Task requirements » Without including any pictures, write out all the entries exactly.

Listed entries »
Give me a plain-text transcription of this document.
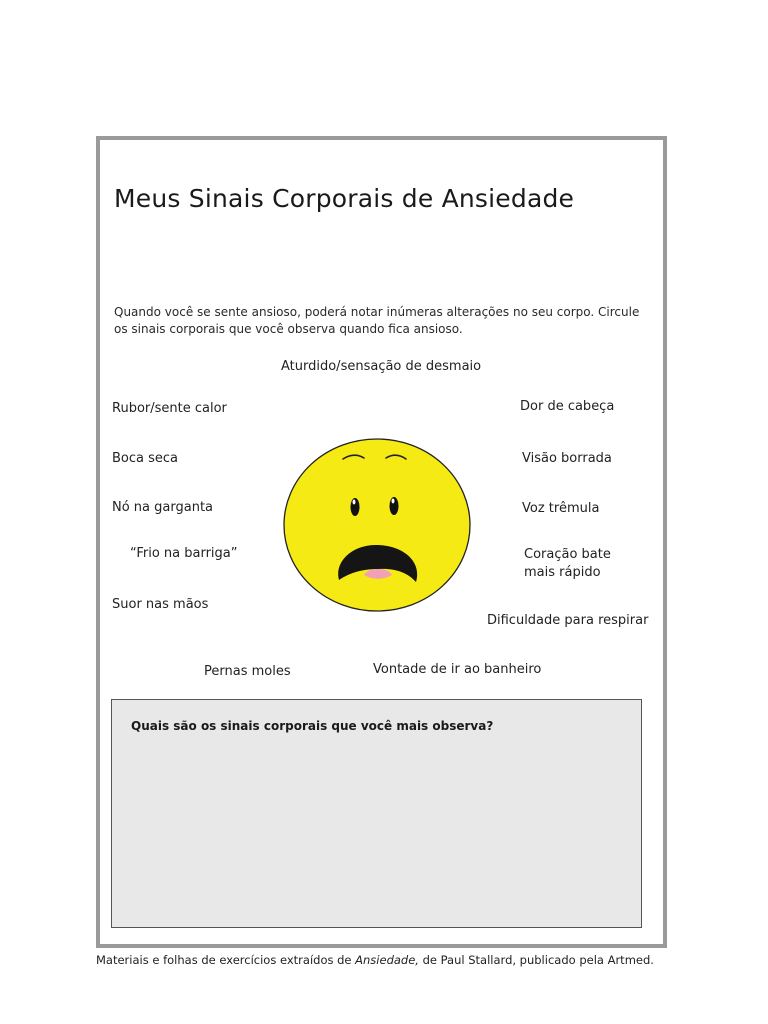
Meus Sinais Corporais de Ansiedade

Quando você se sente ansioso, poderá notar inúmeras alterações no seu corpo. Circule os sinais corporais que você observa quando fica ansioso.

Aturdido/sensação de desmaio
Rubor/sente calor
Boca seca
Nó na garganta
“Frio na barriga”
Suor nas mãos
Dor de cabeça
Visão borrada
Voz trêmula
Coração bate
mais rápido
Dificuldade para respirar
Pernas moles	Vontade de ir ao banheiro
Quais são os sinais corporais que você mais observa?
Materiais e folhas de exercícios extraídos de Ansiedade, de Paul Stallard, publicado pela Artmed.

Written solution »
Give me a plain-text transcription of this document.
Meus Sinais Corporais de Ansiedade

Quando você se sente ansioso, poderá notar inúmeras alterações no seu corpo. Circule os sinais corporais que você observa quando fica ansioso.

Aturdido/sensação de desmaio
Rubor/sente calor
Boca seca
Nó na garganta
“Frio na barriga”
Suor nas mãos
Dor de cabeça
Visão borrada
Voz trêmula
Coração bate
mais rápido
Dificuldade para respirar
Pernas moles	Vontade de ir ao banheiro
Quais são os sinais corporais que você mais observa?
Materiais e folhas de exercícios extraídos de Ansiedade, de Paul Stallard, publicado pela Artmed.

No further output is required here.